Stored entries
------

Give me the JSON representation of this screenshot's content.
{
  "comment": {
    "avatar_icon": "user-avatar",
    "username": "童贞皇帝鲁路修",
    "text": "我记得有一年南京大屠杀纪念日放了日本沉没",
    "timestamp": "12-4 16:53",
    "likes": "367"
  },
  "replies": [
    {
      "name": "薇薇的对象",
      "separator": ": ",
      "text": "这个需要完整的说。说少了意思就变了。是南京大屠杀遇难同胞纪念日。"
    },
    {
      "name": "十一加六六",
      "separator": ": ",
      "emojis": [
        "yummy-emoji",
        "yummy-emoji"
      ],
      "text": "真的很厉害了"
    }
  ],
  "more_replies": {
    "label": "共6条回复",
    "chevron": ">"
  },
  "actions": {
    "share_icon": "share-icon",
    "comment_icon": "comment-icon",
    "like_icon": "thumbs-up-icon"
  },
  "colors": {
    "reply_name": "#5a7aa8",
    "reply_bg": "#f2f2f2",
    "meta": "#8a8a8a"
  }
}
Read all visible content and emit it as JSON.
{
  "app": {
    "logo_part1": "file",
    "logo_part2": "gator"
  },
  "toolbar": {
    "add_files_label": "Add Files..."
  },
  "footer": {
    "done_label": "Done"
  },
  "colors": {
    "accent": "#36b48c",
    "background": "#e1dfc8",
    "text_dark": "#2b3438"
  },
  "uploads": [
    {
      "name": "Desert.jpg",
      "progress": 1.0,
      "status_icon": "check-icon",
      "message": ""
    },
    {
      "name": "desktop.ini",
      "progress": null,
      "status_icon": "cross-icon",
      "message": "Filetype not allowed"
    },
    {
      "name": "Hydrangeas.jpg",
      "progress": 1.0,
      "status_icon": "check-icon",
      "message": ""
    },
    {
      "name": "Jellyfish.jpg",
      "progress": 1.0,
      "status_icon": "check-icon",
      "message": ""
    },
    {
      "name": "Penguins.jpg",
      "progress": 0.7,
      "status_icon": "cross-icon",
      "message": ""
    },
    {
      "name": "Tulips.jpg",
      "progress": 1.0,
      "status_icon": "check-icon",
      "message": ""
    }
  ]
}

------

=== BRIEF ===
Give all of the entries again, word for word.

=== REPLY ===
Give me the JSON representation of this screenshot's content.
{
  "comment": {
    "avatar_icon": "user-avatar",
    "username": "童贞皇帝鲁路修",
    "text": "我记得有一年南京大屠杀纪念日放了日本沉没",
    "timestamp": "12-4 16:53",
    "likes": "367"
  },
  "replies": [
    {
      "name": "薇薇的对象",
      "separator": ": ",
      "text": "这个需要完整的说。说少了意思就变了。是南京大屠杀遇难同胞纪念日。"
    },
    {
      "name": "十一加六六",
      "separator": ": ",
      "emojis": [
        "yummy-emoji",
        "yummy-emoji"
      ],
      "text": "真的很厉害了"
    }
  ],
  "more_replies": {
    "label": "共6条回复",
    "chevron": ">"
  },
  "actions": {
    "share_icon": "share-icon",
    "comment_icon": "comment-icon",
    "like_icon": "thumbs-up-icon"
  },
  "colors": {
    "reply_name": "#5a7aa8",
    "reply_bg": "#f2f2f2",
    "meta": "#8a8a8a"
  }
}
Read all visible content and emit it as JSON.
{
  "app": {
    "logo_part1": "file",
    "logo_part2": "gator"
  },
  "toolbar": {
    "add_files_label": "Add Files..."
  },
  "footer": {
    "done_label": "Done"
  },
  "colors": {
    "accent": "#36b48c",
    "background": "#e1dfc8",
    "text_dark": "#2b3438"
  },
  "uploads": [
    {
      "name": "Desert.jpg",
      "progress": 1.0,
      "status_icon": "check-icon",
      "message": ""
    },
    {
      "name": "desktop.ini",
      "progress": null,
      "status_icon": "cross-icon",
      "message": "Filetype not allowed"
    },
    {
      "name": "Hydrangeas.jpg",
      "progress": 1.0,
      "status_icon": "check-icon",
      "message": ""
    },
    {
      "name": "Jellyfish.jpg",
      "progress": 1.0,
      "status_icon": "check-icon",
      "message": ""
    },
    {
      "name": "Penguins.jpg",
      "progress": 0.7,
      "status_icon": "cross-icon",
      "message": ""
    },
    {
      "name": "Tulips.jpg",
      "progress": 1.0,
      "status_icon": "check-icon",
      "message": ""
    }
  ]
}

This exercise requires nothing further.